■ Problem requirements:
Skip the pictures. Transcribe the rest of the data below without changing a word.

* begin Raw data *

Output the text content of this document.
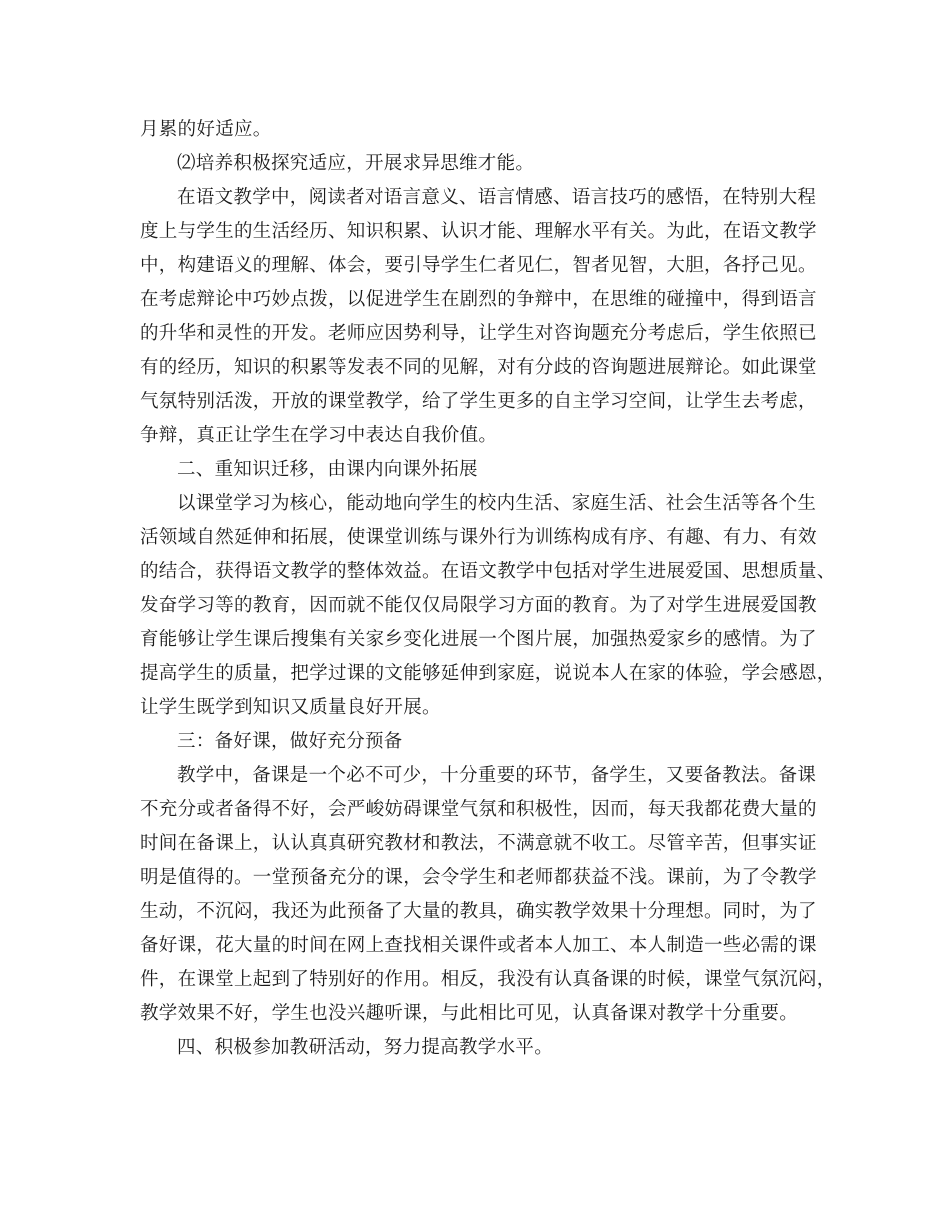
月累的好适应。
⑵培养积极探究适应，开展求异思维才能。
在语文教学中，阅读者对语言意义、语言情感、语言技巧的感悟，在特别大程
度上与学生的生活经历、知识积累、认识才能、理解水平有关。为此，在语文教学
中，构建语义的理解、体会，要引导学生仁者见仁，智者见智，大胆，各抒己见。
在考虑辩论中巧妙点拨，以促进学生在剧烈的争辩中，在思维的碰撞中，得到语言
的升华和灵性的开发。老师应因势利导，让学生对咨询题充分考虑后，学生依照已
有的经历，知识的积累等发表不同的见解，对有分歧的咨询题进展辩论。如此课堂
气氛特别活泼，开放的课堂教学，给了学生更多的自主学习空间，让学生去考虑，
争辩，真正让学生在学习中表达自我价值。
二、重知识迁移，由课内向课外拓展
以课堂学习为核心，能动地向学生的校内生活、家庭生活、社会生活等各个生
活领域自然延伸和拓展，使课堂训练与课外行为训练构成有序、有趣、有力、有效
的结合，获得语文教学的整体效益。在语文教学中包括对学生进展爱国、思想质量、
发奋学习等的教育，因而就不能仅仅局限学习方面的教育。为了对学生进展爱国教
育能够让学生课后搜集有关家乡变化进展一个图片展，加强热爱家乡的感情。为了
提高学生的质量，把学过课的文能够延伸到家庭，说说本人在家的体验，学会感恩，
让学生既学到知识又质量良好开展。
三：备好课，做好充分预备
教学中，备课是一个必不可少，十分重要的环节，备学生，又要备教法。备课
不充分或者备得不好，会严峻妨碍课堂气氛和积极性，因而，每天我都花费大量的
时间在备课上，认认真真研究教材和教法，不满意就不收工。尽管辛苦，但事实证
明是值得的。一堂预备充分的课，会令学生和老师都获益不浅。课前，为了令教学
生动，不沉闷，我还为此预备了大量的教具，确实教学效果十分理想。同时，为了
备好课，花大量的时间在网上查找相关课件或者本人加工、本人制造一些必需的课
件，在课堂上起到了特别好的作用。相反，我没有认真备课的时候，课堂气氛沉闷，
教学效果不好，学生也没兴趣听课，与此相比可见，认真备课对教学十分重要。
四、积极参加教研活动，努力提高教学水平。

* end Raw data *

■ Solution to this exercise:
Output the text content of this document.
月累的好适应。
⑵培养积极探究适应，开展求异思维才能。
在语文教学中，阅读者对语言意义、语言情感、语言技巧的感悟，在特别大程
度上与学生的生活经历、知识积累、认识才能、理解水平有关。为此，在语文教学
中，构建语义的理解、体会，要引导学生仁者见仁，智者见智，大胆，各抒己见。
在考虑辩论中巧妙点拨，以促进学生在剧烈的争辩中，在思维的碰撞中，得到语言
的升华和灵性的开发。老师应因势利导，让学生对咨询题充分考虑后，学生依照已
有的经历，知识的积累等发表不同的见解，对有分歧的咨询题进展辩论。如此课堂
气氛特别活泼，开放的课堂教学，给了学生更多的自主学习空间，让学生去考虑，
争辩，真正让学生在学习中表达自我价值。
二、重知识迁移，由课内向课外拓展
以课堂学习为核心，能动地向学生的校内生活、家庭生活、社会生活等各个生
活领域自然延伸和拓展，使课堂训练与课外行为训练构成有序、有趣、有力、有效
的结合，获得语文教学的整体效益。在语文教学中包括对学生进展爱国、思想质量、
发奋学习等的教育，因而就不能仅仅局限学习方面的教育。为了对学生进展爱国教
育能够让学生课后搜集有关家乡变化进展一个图片展，加强热爱家乡的感情。为了
提高学生的质量，把学过课的文能够延伸到家庭，说说本人在家的体验，学会感恩，
让学生既学到知识又质量良好开展。
三：备好课，做好充分预备
教学中，备课是一个必不可少，十分重要的环节，备学生，又要备教法。备课
不充分或者备得不好，会严峻妨碍课堂气氛和积极性，因而，每天我都花费大量的
时间在备课上，认认真真研究教材和教法，不满意就不收工。尽管辛苦，但事实证
明是值得的。一堂预备充分的课，会令学生和老师都获益不浅。课前，为了令教学
生动，不沉闷，我还为此预备了大量的教具，确实教学效果十分理想。同时，为了
备好课，花大量的时间在网上查找相关课件或者本人加工、本人制造一些必需的课
件，在课堂上起到了特别好的作用。相反，我没有认真备课的时候，课堂气氛沉闷，
教学效果不好，学生也没兴趣听课，与此相比可见，认真备课对教学十分重要。
四、积极参加教研活动，努力提高教学水平。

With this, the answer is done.